[Stored records]
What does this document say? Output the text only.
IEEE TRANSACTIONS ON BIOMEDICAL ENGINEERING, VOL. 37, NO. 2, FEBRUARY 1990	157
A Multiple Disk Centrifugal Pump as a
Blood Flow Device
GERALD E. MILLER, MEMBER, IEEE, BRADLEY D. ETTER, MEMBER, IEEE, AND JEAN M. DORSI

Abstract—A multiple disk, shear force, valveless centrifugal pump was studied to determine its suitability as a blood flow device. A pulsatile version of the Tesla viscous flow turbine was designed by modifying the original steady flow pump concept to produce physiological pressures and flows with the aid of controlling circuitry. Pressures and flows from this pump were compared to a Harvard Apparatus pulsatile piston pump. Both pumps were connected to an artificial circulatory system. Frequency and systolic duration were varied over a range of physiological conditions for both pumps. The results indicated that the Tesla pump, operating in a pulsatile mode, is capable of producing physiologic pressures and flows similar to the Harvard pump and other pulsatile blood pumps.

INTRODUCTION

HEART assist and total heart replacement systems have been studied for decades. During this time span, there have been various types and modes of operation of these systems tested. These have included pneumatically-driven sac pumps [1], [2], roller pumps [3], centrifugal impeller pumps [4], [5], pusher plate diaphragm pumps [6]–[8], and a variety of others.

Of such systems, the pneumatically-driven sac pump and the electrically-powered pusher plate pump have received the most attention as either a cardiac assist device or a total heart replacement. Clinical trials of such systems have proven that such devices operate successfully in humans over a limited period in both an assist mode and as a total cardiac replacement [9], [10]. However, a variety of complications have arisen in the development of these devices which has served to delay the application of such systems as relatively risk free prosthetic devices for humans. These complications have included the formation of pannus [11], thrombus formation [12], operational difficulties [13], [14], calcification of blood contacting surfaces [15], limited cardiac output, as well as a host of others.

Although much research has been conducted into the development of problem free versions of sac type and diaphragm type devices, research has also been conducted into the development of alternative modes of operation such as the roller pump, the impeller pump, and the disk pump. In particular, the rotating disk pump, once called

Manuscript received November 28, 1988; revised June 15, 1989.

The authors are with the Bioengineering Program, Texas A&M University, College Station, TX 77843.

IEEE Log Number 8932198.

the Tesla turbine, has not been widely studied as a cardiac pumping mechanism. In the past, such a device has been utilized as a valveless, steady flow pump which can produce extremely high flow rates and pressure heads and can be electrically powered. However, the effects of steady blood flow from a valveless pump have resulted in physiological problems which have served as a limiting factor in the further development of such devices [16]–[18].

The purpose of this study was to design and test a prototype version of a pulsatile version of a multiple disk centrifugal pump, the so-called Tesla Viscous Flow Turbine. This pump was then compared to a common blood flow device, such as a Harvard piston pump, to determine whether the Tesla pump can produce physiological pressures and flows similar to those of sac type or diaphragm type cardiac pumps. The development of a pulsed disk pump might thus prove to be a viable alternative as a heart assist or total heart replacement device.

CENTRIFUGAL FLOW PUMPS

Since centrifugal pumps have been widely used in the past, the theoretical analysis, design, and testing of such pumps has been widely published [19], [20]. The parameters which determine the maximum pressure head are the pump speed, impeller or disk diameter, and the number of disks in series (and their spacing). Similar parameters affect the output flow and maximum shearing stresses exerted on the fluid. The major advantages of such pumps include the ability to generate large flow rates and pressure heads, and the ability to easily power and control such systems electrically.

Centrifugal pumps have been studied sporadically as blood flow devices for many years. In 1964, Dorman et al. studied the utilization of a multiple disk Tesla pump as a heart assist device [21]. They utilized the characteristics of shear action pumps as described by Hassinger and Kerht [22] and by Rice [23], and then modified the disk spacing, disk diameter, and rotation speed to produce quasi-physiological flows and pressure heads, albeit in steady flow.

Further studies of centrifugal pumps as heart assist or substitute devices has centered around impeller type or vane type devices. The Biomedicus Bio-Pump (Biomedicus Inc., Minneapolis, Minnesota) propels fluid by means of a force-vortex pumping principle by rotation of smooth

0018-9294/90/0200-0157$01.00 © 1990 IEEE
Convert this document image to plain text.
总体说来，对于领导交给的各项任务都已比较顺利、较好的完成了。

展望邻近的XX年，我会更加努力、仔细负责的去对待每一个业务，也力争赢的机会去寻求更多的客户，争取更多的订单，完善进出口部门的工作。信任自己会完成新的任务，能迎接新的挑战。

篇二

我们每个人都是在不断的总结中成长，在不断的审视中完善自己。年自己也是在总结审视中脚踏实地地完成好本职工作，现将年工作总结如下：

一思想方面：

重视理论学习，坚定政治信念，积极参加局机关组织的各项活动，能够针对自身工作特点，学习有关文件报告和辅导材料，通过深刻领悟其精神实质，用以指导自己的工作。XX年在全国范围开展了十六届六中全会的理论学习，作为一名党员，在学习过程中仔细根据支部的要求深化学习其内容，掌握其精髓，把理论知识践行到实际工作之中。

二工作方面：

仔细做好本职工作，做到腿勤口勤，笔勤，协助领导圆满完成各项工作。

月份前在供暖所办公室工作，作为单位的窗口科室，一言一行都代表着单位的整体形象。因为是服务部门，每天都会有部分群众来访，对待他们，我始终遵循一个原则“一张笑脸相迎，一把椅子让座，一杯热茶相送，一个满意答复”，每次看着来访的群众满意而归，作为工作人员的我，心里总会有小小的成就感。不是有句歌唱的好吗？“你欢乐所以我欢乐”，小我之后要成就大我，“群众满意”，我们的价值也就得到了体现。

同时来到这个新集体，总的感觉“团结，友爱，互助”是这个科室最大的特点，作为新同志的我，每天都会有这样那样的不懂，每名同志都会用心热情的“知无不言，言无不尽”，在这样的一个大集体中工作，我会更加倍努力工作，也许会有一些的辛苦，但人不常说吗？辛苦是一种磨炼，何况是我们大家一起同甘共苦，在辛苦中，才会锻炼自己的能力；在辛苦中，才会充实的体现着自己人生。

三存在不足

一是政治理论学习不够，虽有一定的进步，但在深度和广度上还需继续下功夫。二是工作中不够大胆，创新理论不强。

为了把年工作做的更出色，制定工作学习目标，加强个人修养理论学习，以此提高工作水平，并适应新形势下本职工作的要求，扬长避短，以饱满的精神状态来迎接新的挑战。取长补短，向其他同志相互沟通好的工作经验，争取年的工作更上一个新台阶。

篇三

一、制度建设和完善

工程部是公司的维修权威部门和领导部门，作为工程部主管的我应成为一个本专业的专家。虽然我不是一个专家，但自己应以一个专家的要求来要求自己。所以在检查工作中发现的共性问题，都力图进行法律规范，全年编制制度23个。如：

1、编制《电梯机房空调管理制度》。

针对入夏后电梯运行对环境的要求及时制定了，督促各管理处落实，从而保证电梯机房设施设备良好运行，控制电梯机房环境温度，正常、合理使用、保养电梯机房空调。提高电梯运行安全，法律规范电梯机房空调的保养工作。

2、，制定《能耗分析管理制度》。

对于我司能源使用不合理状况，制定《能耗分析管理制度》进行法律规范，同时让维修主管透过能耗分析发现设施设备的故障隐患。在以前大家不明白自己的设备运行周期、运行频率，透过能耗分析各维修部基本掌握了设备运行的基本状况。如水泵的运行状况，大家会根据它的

_Work instructions:_
Go through the entries and repeat each one exactly.

_Finished exercise:_
What does this document say? Output the text only.
IEEE TRANSACTIONS ON BIOMEDICAL ENGINEERING, VOL. 37, NO. 2, FEBRUARY 1990	157
A Multiple Disk Centrifugal Pump as a
Blood Flow Device
GERALD E. MILLER, MEMBER, IEEE, BRADLEY D. ETTER, MEMBER, IEEE, AND JEAN M. DORSI

Abstract—A multiple disk, shear force, valveless centrifugal pump was studied to determine its suitability as a blood flow device. A pulsatile version of the Tesla viscous flow turbine was designed by modifying the original steady flow pump concept to produce physiological pressures and flows with the aid of controlling circuitry. Pressures and flows from this pump were compared to a Harvard Apparatus pulsatile piston pump. Both pumps were connected to an artificial circulatory system. Frequency and systolic duration were varied over a range of physiological conditions for both pumps. The results indicated that the Tesla pump, operating in a pulsatile mode, is capable of producing physiologic pressures and flows similar to the Harvard pump and other pulsatile blood pumps.

INTRODUCTION

HEART assist and total heart replacement systems have been studied for decades. During this time span, there have been various types and modes of operation of these systems tested. These have included pneumatically-driven sac pumps [1], [2], roller pumps [3], centrifugal impeller pumps [4], [5], pusher plate diaphragm pumps [6]–[8], and a variety of others.

Of such systems, the pneumatically-driven sac pump and the electrically-powered pusher plate pump have received the most attention as either a cardiac assist device or a total heart replacement. Clinical trials of such systems have proven that such devices operate successfully in humans over a limited period in both an assist mode and as a total cardiac replacement [9], [10]. However, a variety of complications have arisen in the development of these devices which has served to delay the application of such systems as relatively risk free prosthetic devices for humans. These complications have included the formation of pannus [11], thrombus formation [12], operational difficulties [13], [14], calcification of blood contacting surfaces [15], limited cardiac output, as well as a host of others.

Although much research has been conducted into the development of problem free versions of sac type and diaphragm type devices, research has also been conducted into the development of alternative modes of operation such as the roller pump, the impeller pump, and the disk pump. In particular, the rotating disk pump, once called

Manuscript received November 28, 1988; revised June 15, 1989.

The authors are with the Bioengineering Program, Texas A&M University, College Station, TX 77843.

IEEE Log Number 8932198.

the Tesla turbine, has not been widely studied as a cardiac pumping mechanism. In the past, such a device has been utilized as a valveless, steady flow pump which can produce extremely high flow rates and pressure heads and can be electrically powered. However, the effects of steady blood flow from a valveless pump have resulted in physiological problems which have served as a limiting factor in the further development of such devices [16]–[18].

The purpose of this study was to design and test a prototype version of a pulsatile version of a multiple disk centrifugal pump, the so-called Tesla Viscous Flow Turbine. This pump was then compared to a common blood flow device, such as a Harvard piston pump, to determine whether the Tesla pump can produce physiological pressures and flows similar to those of sac type or diaphragm type cardiac pumps. The development of a pulsed disk pump might thus prove to be a viable alternative as a heart assist or total heart replacement device.

CENTRIFUGAL FLOW PUMPS

Since centrifugal pumps have been widely used in the past, the theoretical analysis, design, and testing of such pumps has been widely published [19], [20]. The parameters which determine the maximum pressure head are the pump speed, impeller or disk diameter, and the number of disks in series (and their spacing). Similar parameters affect the output flow and maximum shearing stresses exerted on the fluid. The major advantages of such pumps include the ability to generate large flow rates and pressure heads, and the ability to easily power and control such systems electrically.

Centrifugal pumps have been studied sporadically as blood flow devices for many years. In 1964, Dorman et al. studied the utilization of a multiple disk Tesla pump as a heart assist device [21]. They utilized the characteristics of shear action pumps as described by Hassinger and Kerht [22] and by Rice [23], and then modified the disk spacing, disk diameter, and rotation speed to produce quasi-physiological flows and pressure heads, albeit in steady flow.

Further studies of centrifugal pumps as heart assist or substitute devices has centered around impeller type or vane type devices. The Biomedicus Bio-Pump (Biomedicus Inc., Minneapolis, Minnesota) propels fluid by means of a force-vortex pumping principle by rotation of smooth

0018-9294/90/0200-0157$01.00 © 1990 IEEE
Convert this document image to plain text.
总体说来，对于领导交给的各项任务都已比较顺利、较好的完成了。

展望邻近的XX年，我会更加努力、仔细负责的去对待每一个业务，也力争赢的机会去寻求更多的客户，争取更多的订单，完善进出口部门的工作。信任自己会完成新的任务，能迎接新的挑战。

篇二

我们每个人都是在不断的总结中成长，在不断的审视中完善自己。年自己也是在总结审视中脚踏实地地完成好本职工作，现将年工作总结如下：

一思想方面：

重视理论学习，坚定政治信念，积极参加局机关组织的各项活动，能够针对自身工作特点，学习有关文件报告和辅导材料，通过深刻领悟其精神实质，用以指导自己的工作。XX年在全国范围开展了十六届六中全会的理论学习，作为一名党员，在学习过程中仔细根据支部的要求深化学习其内容，掌握其精髓，把理论知识践行到实际工作之中。

二工作方面：

仔细做好本职工作，做到腿勤口勤，笔勤，协助领导圆满完成各项工作。

月份前在供暖所办公室工作，作为单位的窗口科室，一言一行都代表着单位的整体形象。因为是服务部门，每天都会有部分群众来访，对待他们，我始终遵循一个原则“一张笑脸相迎，一把椅子让座，一杯热茶相送，一个满意答复”，每次看着来访的群众满意而归，作为工作人员的我，心里总会有小小的成就感。不是有句歌唱的好吗？“你欢乐所以我欢乐”，小我之后要成就大我，“群众满意”，我们的价值也就得到了体现。

同时来到这个新集体，总的感觉“团结，友爱，互助”是这个科室最大的特点，作为新同志的我，每天都会有这样那样的不懂，每名同志都会用心热情的“知无不言，言无不尽”，在这样的一个大集体中工作，我会更加倍努力工作，也许会有一些的辛苦，但人不常说吗？辛苦是一种磨炼，何况是我们大家一起同甘共苦，在辛苦中，才会锻炼自己的能力；在辛苦中，才会充实的体现着自己人生。

三存在不足

一是政治理论学习不够，虽有一定的进步，但在深度和广度上还需继续下功夫。二是工作中不够大胆，创新理论不强。

为了把年工作做的更出色，制定工作学习目标，加强个人修养理论学习，以此提高工作水平，并适应新形势下本职工作的要求，扬长避短，以饱满的精神状态来迎接新的挑战。取长补短，向其他同志相互沟通好的工作经验，争取年的工作更上一个新台阶。

篇三

一、制度建设和完善

工程部是公司的维修权威部门和领导部门，作为工程部主管的我应成为一个本专业的专家。虽然我不是一个专家，但自己应以一个专家的要求来要求自己。所以在检查工作中发现的共性问题，都力图进行法律规范，全年编制制度23个。如：

1、编制《电梯机房空调管理制度》。

针对入夏后电梯运行对环境的要求及时制定了，督促各管理处落实，从而保证电梯机房设施设备良好运行，控制电梯机房环境温度，正常、合理使用、保养电梯机房空调。提高电梯运行安全，法律规范电梯机房空调的保养工作。

2、，制定《能耗分析管理制度》。

对于我司能源使用不合理状况，制定《能耗分析管理制度》进行法律规范，同时让维修主管透过能耗分析发现设施设备的故障隐患。在以前大家不明白自己的设备运行周期、运行频率，透过能耗分析各维修部基本掌握了设备运行的基本状况。如水泵的运行状况，大家会根据它的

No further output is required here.